-- Start --
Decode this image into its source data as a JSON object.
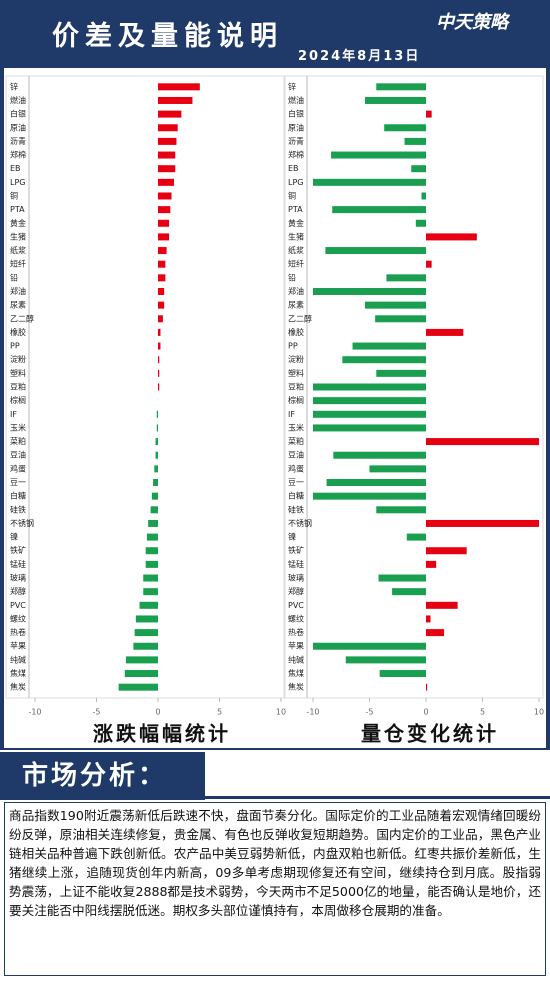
{
  "header": {
    "title": "价差及量能说明",
    "date": "2024年8月13日",
    "logo": "中天策略"
  },
  "chart_data": [
    {
      "type": "bar",
      "orientation": "horizontal",
      "title": "涨跌幅幅统计",
      "categories": [
        "锌",
        "燃油",
        "白银",
        "原油",
        "沥青",
        "郑棉",
        "EB",
        "LPG",
        "铜",
        "PTA",
        "黄金",
        "生猪",
        "纸浆",
        "短纤",
        "铅",
        "郑油",
        "尿素",
        "乙二醇",
        "橡胶",
        "PP",
        "淀粉",
        "塑料",
        "豆粕",
        "棕榈",
        "IF",
        "玉米",
        "菜粕",
        "豆油",
        "鸡蛋",
        "豆一",
        "白糖",
        "硅铁",
        "不锈钢",
        "镍",
        "铁矿",
        "锰硅",
        "玻璃",
        "郑醇",
        "PVC",
        "螺纹",
        "热卷",
        "苹果",
        "纯碱",
        "焦煤",
        "焦炭"
      ],
      "values": [
        3.4,
        2.8,
        1.9,
        1.6,
        1.5,
        1.4,
        1.4,
        1.3,
        1.1,
        1.0,
        0.9,
        0.9,
        0.7,
        0.6,
        0.6,
        0.5,
        0.5,
        0.4,
        0.2,
        0.2,
        0.1,
        0.1,
        0.1,
        0,
        -0.1,
        -0.1,
        -0.2,
        -0.2,
        -0.3,
        -0.4,
        -0.5,
        -0.6,
        -0.8,
        -0.9,
        -1.0,
        -1.0,
        -1.2,
        -1.2,
        -1.5,
        -1.8,
        -1.9,
        -2.0,
        -2.6,
        -2.7,
        -3.2
      ],
      "positive_color": "#e60012",
      "negative_color": "#1a9e50",
      "xlim": [
        -10,
        10
      ],
      "xticks": [
        -10,
        -5,
        0,
        5,
        10
      ]
    },
    {
      "type": "bar",
      "orientation": "horizontal",
      "title": "量仓变化统计",
      "categories": [
        "锌",
        "燃油",
        "白银",
        "原油",
        "沥青",
        "郑棉",
        "EB",
        "LPG",
        "铜",
        "PTA",
        "黄金",
        "生猪",
        "纸浆",
        "短纤",
        "铅",
        "郑油",
        "尿素",
        "乙二醇",
        "橡胶",
        "PP",
        "淀粉",
        "塑料",
        "豆粕",
        "棕榈",
        "IF",
        "玉米",
        "菜粕",
        "豆油",
        "鸡蛋",
        "豆一",
        "白糖",
        "硅铁",
        "不锈钢",
        "镍",
        "铁矿",
        "锰硅",
        "玻璃",
        "郑醇",
        "PVC",
        "螺纹",
        "热卷",
        "苹果",
        "纯碱",
        "焦煤",
        "焦炭"
      ],
      "values": [
        -4.4,
        -5.4,
        0.5,
        -3.7,
        -1.9,
        -8.4,
        -1.3,
        -10,
        -0.4,
        -8.3,
        -0.9,
        4.5,
        -8.9,
        0.5,
        -3.5,
        -10,
        -5.4,
        -4.5,
        3.3,
        -6.5,
        -7.4,
        -4.4,
        -10,
        -10,
        -10,
        -10,
        10,
        -8.2,
        -5,
        -8.8,
        -10,
        -4.4,
        10,
        -1.7,
        3.6,
        0.9,
        -4.2,
        -3.0,
        2.8,
        0.4,
        1.6,
        -10,
        -7.1,
        -4.1,
        0.1
      ],
      "positive_color": "#e60012",
      "negative_color": "#1a9e50",
      "xlim": [
        -10,
        10
      ],
      "xticks": [
        -10,
        -5,
        0,
        5,
        10
      ]
    }
  ],
  "analysis": {
    "title": "市场分析：",
    "text": "商品指数190附近震荡新低后跌速不快，盘面节奏分化。国际定价的工业品随着宏观情绪回暖纷纷反弹，原油相关连续修复，贵金属、有色也反弹收复短期趋势。国内定价的工业品，黑色产业链相关品种普遍下跌创新低。农产品中美豆弱势新低，内盘双粕也新低。红枣共振价差新低，生猪继续上涨，追随现货创年内新高，09多单考虑期现修复还有空间，继续持仓到月底。股指弱势震荡，上证不能收复2888都是技术弱势，今天两市不足5000亿的地量，能否确认是地价，还要关注能否中阳线摆脱低迷。期权多头部位谨慎持有，本周做移仓展期的准备。"
  }
}
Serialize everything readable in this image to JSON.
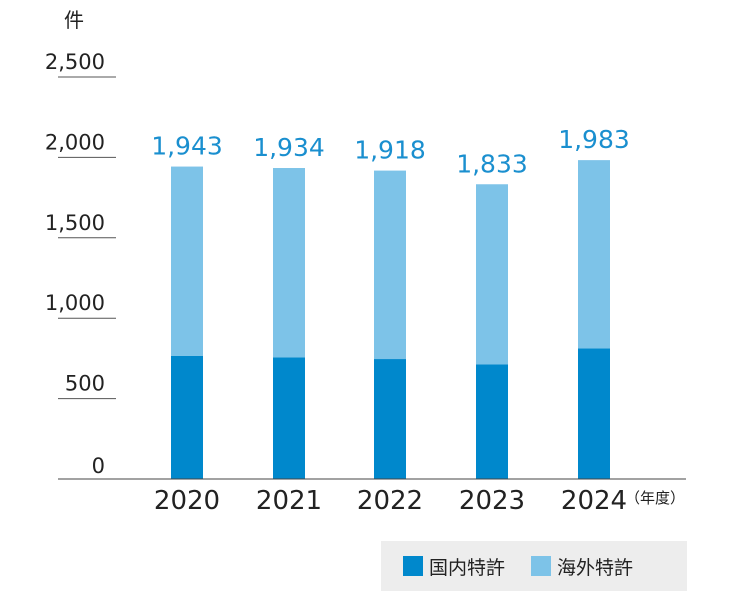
{
  "chart_data": {
    "type": "bar",
    "stacked": true,
    "y_unit": "件",
    "x_unit": "（年度）",
    "categories": [
      "2020",
      "2021",
      "2022",
      "2023",
      "2024"
    ],
    "series": [
      {
        "name": "国内特許",
        "color": "#0088cc",
        "values": [
          765,
          757,
          746,
          712,
          812
        ]
      },
      {
        "name": "海外特許",
        "color": "#7dc3e8",
        "values": [
          1178,
          1177,
          1172,
          1121,
          1171
        ]
      }
    ],
    "totals": [
      1943,
      1934,
      1918,
      1833,
      1983
    ],
    "total_labels": [
      "1,943",
      "1,934",
      "1,918",
      "1,833",
      "1,983"
    ],
    "total_label_color": "#1a8fcf",
    "ylim": [
      0,
      2500
    ],
    "yticks": [
      0,
      500,
      1000,
      1500,
      2000,
      2500
    ],
    "ytick_labels": [
      "0",
      "500",
      "1,000",
      "1,500",
      "2,000",
      "2,500"
    ],
    "grid": false,
    "legend_position": "bottom-right"
  }
}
-- End --
● Task to complete
Omit every picture, then repeat the remaining data exactly as it appears above.

● Exercise output
Decode this image into its source data as a JSON object.
{
  "header": {
    "title": "价差及量能说明",
    "date": "2024年8月13日",
    "logo": "中天策略"
  },
  "chart_data": [
    {
      "type": "bar",
      "orientation": "horizontal",
      "title": "涨跌幅幅统计",
      "categories": [
        "锌",
        "燃油",
        "白银",
        "原油",
        "沥青",
        "郑棉",
        "EB",
        "LPG",
        "铜",
        "PTA",
        "黄金",
        "生猪",
        "纸浆",
        "短纤",
        "铅",
        "郑油",
        "尿素",
        "乙二醇",
        "橡胶",
        "PP",
        "淀粉",
        "塑料",
        "豆粕",
        "棕榈",
        "IF",
        "玉米",
        "菜粕",
        "豆油",
        "鸡蛋",
        "豆一",
        "白糖",
        "硅铁",
        "不锈钢",
        "镍",
        "铁矿",
        "锰硅",
        "玻璃",
        "郑醇",
        "PVC",
        "螺纹",
        "热卷",
        "苹果",
        "纯碱",
        "焦煤",
        "焦炭"
      ],
      "values": [
        3.4,
        2.8,
        1.9,
        1.6,
        1.5,
        1.4,
        1.4,
        1.3,
        1.1,
        1.0,
        0.9,
        0.9,
        0.7,
        0.6,
        0.6,
        0.5,
        0.5,
        0.4,
        0.2,
        0.2,
        0.1,
        0.1,
        0.1,
        0,
        -0.1,
        -0.1,
        -0.2,
        -0.2,
        -0.3,
        -0.4,
        -0.5,
        -0.6,
        -0.8,
        -0.9,
        -1.0,
        -1.0,
        -1.2,
        -1.2,
        -1.5,
        -1.8,
        -1.9,
        -2.0,
        -2.6,
        -2.7,
        -3.2
      ],
      "positive_color": "#e60012",
      "negative_color": "#1a9e50",
      "xlim": [
        -10,
        10
      ],
      "xticks": [
        -10,
        -5,
        0,
        5,
        10
      ]
    },
    {
      "type": "bar",
      "orientation": "horizontal",
      "title": "量仓变化统计",
      "categories": [
        "锌",
        "燃油",
        "白银",
        "原油",
        "沥青",
        "郑棉",
        "EB",
        "LPG",
        "铜",
        "PTA",
        "黄金",
        "生猪",
        "纸浆",
        "短纤",
        "铅",
        "郑油",
        "尿素",
        "乙二醇",
        "橡胶",
        "PP",
        "淀粉",
        "塑料",
        "豆粕",
        "棕榈",
        "IF",
        "玉米",
        "菜粕",
        "豆油",
        "鸡蛋",
        "豆一",
        "白糖",
        "硅铁",
        "不锈钢",
        "镍",
        "铁矿",
        "锰硅",
        "玻璃",
        "郑醇",
        "PVC",
        "螺纹",
        "热卷",
        "苹果",
        "纯碱",
        "焦煤",
        "焦炭"
      ],
      "values": [
        -4.4,
        -5.4,
        0.5,
        -3.7,
        -1.9,
        -8.4,
        -1.3,
        -10,
        -0.4,
        -8.3,
        -0.9,
        4.5,
        -8.9,
        0.5,
        -3.5,
        -10,
        -5.4,
        -4.5,
        3.3,
        -6.5,
        -7.4,
        -4.4,
        -10,
        -10,
        -10,
        -10,
        10,
        -8.2,
        -5,
        -8.8,
        -10,
        -4.4,
        10,
        -1.7,
        3.6,
        0.9,
        -4.2,
        -3.0,
        2.8,
        0.4,
        1.6,
        -10,
        -7.1,
        -4.1,
        0.1
      ],
      "positive_color": "#e60012",
      "negative_color": "#1a9e50",
      "xlim": [
        -10,
        10
      ],
      "xticks": [
        -10,
        -5,
        0,
        5,
        10
      ]
    }
  ],
  "analysis": {
    "title": "市场分析：",
    "text": "商品指数190附近震荡新低后跌速不快，盘面节奏分化。国际定价的工业品随着宏观情绪回暖纷纷反弹，原油相关连续修复，贵金属、有色也反弹收复短期趋势。国内定价的工业品，黑色产业链相关品种普遍下跌创新低。农产品中美豆弱势新低，内盘双粕也新低。红枣共振价差新低，生猪继续上涨，追随现货创年内新高，09多单考虑期现修复还有空间，继续持仓到月底。股指弱势震荡，上证不能收复2888都是技术弱势，今天两市不足5000亿的地量，能否确认是地价，还要关注能否中阳线摆脱低迷。期权多头部位谨慎持有，本周做移仓展期的准备。"
  }
}
Serialize everything readable in this image to JSON.
{
  "chart_data": {
    "type": "bar",
    "stacked": true,
    "y_unit": "件",
    "x_unit": "（年度）",
    "categories": [
      "2020",
      "2021",
      "2022",
      "2023",
      "2024"
    ],
    "series": [
      {
        "name": "国内特許",
        "color": "#0088cc",
        "values": [
          765,
          757,
          746,
          712,
          812
        ]
      },
      {
        "name": "海外特許",
        "color": "#7dc3e8",
        "values": [
          1178,
          1177,
          1172,
          1121,
          1171
        ]
      }
    ],
    "totals": [
      1943,
      1934,
      1918,
      1833,
      1983
    ],
    "total_labels": [
      "1,943",
      "1,934",
      "1,918",
      "1,833",
      "1,983"
    ],
    "total_label_color": "#1a8fcf",
    "ylim": [
      0,
      2500
    ],
    "yticks": [
      0,
      500,
      1000,
      1500,
      2000,
      2500
    ],
    "ytick_labels": [
      "0",
      "500",
      "1,000",
      "1,500",
      "2,000",
      "2,500"
    ],
    "grid": false,
    "legend_position": "bottom-right"
  }
}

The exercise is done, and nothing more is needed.